To be done
Copy out all of the data below with no alterations.

Input

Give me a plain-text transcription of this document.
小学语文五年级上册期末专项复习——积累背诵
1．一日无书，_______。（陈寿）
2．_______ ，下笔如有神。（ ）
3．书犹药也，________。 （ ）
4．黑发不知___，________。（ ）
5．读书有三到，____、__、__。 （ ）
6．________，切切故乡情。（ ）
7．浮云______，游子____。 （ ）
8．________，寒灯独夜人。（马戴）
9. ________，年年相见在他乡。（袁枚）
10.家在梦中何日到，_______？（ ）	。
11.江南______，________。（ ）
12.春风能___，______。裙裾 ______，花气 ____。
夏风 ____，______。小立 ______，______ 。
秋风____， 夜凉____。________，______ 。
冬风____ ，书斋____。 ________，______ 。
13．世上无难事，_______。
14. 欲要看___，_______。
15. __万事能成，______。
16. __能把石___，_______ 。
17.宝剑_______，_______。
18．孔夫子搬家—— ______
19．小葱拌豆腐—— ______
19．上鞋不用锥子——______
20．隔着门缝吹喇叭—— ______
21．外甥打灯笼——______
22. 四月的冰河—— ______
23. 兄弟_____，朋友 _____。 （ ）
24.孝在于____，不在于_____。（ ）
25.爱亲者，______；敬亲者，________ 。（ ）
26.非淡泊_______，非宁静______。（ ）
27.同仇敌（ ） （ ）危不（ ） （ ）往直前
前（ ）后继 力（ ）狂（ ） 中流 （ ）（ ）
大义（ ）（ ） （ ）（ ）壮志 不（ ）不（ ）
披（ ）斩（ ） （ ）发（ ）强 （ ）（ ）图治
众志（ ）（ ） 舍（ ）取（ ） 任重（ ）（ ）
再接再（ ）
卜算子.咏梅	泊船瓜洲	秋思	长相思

Solution to the problem
Give me a plain-text transcription of this document.
小学语文五年级上册期末专项复习——积累背诵
1．一日无书，_______。（陈寿）
2．_______ ，下笔如有神。（ ）
3．书犹药也，________。 （ ）
4．黑发不知___，________。（ ）
5．读书有三到，____、__、__。 （ ）
6．________，切切故乡情。（ ）
7．浮云______，游子____。 （ ）
8．________，寒灯独夜人。（马戴）
9. ________，年年相见在他乡。（袁枚）
10.家在梦中何日到，_______？（ ）	。
11.江南______，________。（ ）
12.春风能___，______。裙裾 ______，花气 ____。
夏风 ____，______。小立 ______，______ 。
秋风____， 夜凉____。________，______ 。
冬风____ ，书斋____。 ________，______ 。
13．世上无难事，_______。
14. 欲要看___，_______。
15. __万事能成，______。
16. __能把石___，_______ 。
17.宝剑_______，_______。
18．孔夫子搬家—— ______
19．小葱拌豆腐—— ______
19．上鞋不用锥子——______
20．隔着门缝吹喇叭—— ______
21．外甥打灯笼——______
22. 四月的冰河—— ______
23. 兄弟_____，朋友 _____。 （ ）
24.孝在于____，不在于_____。（ ）
25.爱亲者，______；敬亲者，________ 。（ ）
26.非淡泊_______，非宁静______。（ ）
27.同仇敌（ ） （ ）危不（ ） （ ）往直前
前（ ）后继 力（ ）狂（ ） 中流 （ ）（ ）
大义（ ）（ ） （ ）（ ）壮志 不（ ）不（ ）
披（ ）斩（ ） （ ）发（ ）强 （ ）（ ）图治
众志（ ）（ ） 舍（ ）取（ ） 任重（ ）（ ）
再接再（ ）
卜算子.咏梅	泊船瓜洲	秋思	长相思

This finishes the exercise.